Further, as a matter of law, the omission of an evidentiary hearing inevitably caused a violation of rule 30(b)’s requirement that the judge “shall make such findings of fact as are necessary to resolve the defendant’s allegations of error of law” (emphasis supplied).  It similarly precluded any written explanation in support of the final two rulings.  Recorded reasoning serves multiple valuable purposes.  It guides the decision maker to the merits, assures the parties of a deliberative result, enables informed appellate review, and promotes public knowledge of, and confidence in, the rationality of judicial work.  See In the Matter of the Enforcement of a Subpoena, 463 Mass. 162, 174-175 n.6 (2012), quoting from S.J.C. Rule 3:09, Commentary to Canon 3(B)(9), as appearing in 455 Mass. 1301 (2009) (court, in discussion of the judicial deliberative privilege, “encourage[d] judges ‘to explain the basis for their decisions on the record. . . .  By helping litigants to understand the basis for decisions in cases, the judge also promotes public understanding of judicial proceedings’”).[3]  The ultimate source of respect for a judicial order is the quality of its reasoning.  An unreasoned order forfeits that resource.  Here the omission of findings and reasoning violates the standards of rule 30(b) and (c)(3), and places the one-word ruling under suspicion of arbitrariness.

■ Short task
Print the full passage on the missing findings and reasoning, word for word. The material after this passage stands on its own and is separate from it.

■ Material
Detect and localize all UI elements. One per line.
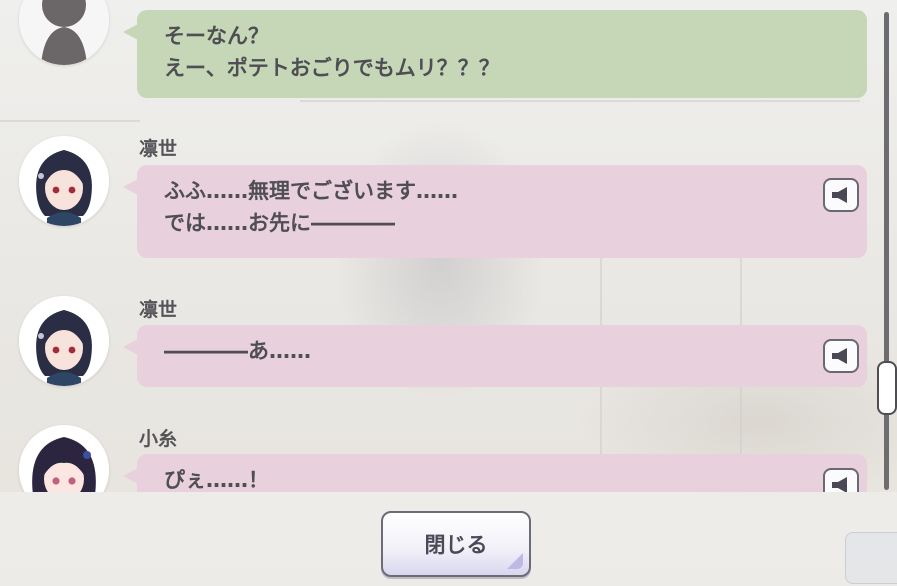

■ Task result
Further, as a matter of law, the omission of an evidentiary hearing inevitably caused a violation of rule 30(b)’s requirement that the judge “shall make such findings of fact as are necessary to resolve the defendant’s allegations of error of law” (emphasis supplied).  It similarly precluded any written explanation in support of the final two rulings.  Recorded reasoning serves multiple valuable purposes.  It guides the decision maker to the merits, assures the parties of a deliberative result, enables informed appellate review, and promotes public knowledge of, and confidence in, the rationality of judicial work.  See In the Matter of the Enforcement of a Subpoena, 463 Mass. 162, 174-175 n.6 (2012), quoting from S.J.C. Rule 3:09, Commentary to Canon 3(B)(9), as appearing in 455 Mass. 1301 (2009) (court, in discussion of the judicial deliberative privilege, “encourage[d] judges ‘to explain the basis for their decisions on the record. . . .  By helping litigants to understand the basis for decisions in cases, the judge also promotes public understanding of judicial proceedings’”).[3]  The ultimate source of respect for a judicial order is the quality of its reasoning.  An unreasoned order forfeits that resource.  Here the omission of findings and reasoning violates the standards of rule 30(b) and (c)(3), and places the one-word ruling under suspicion of arbitrariness.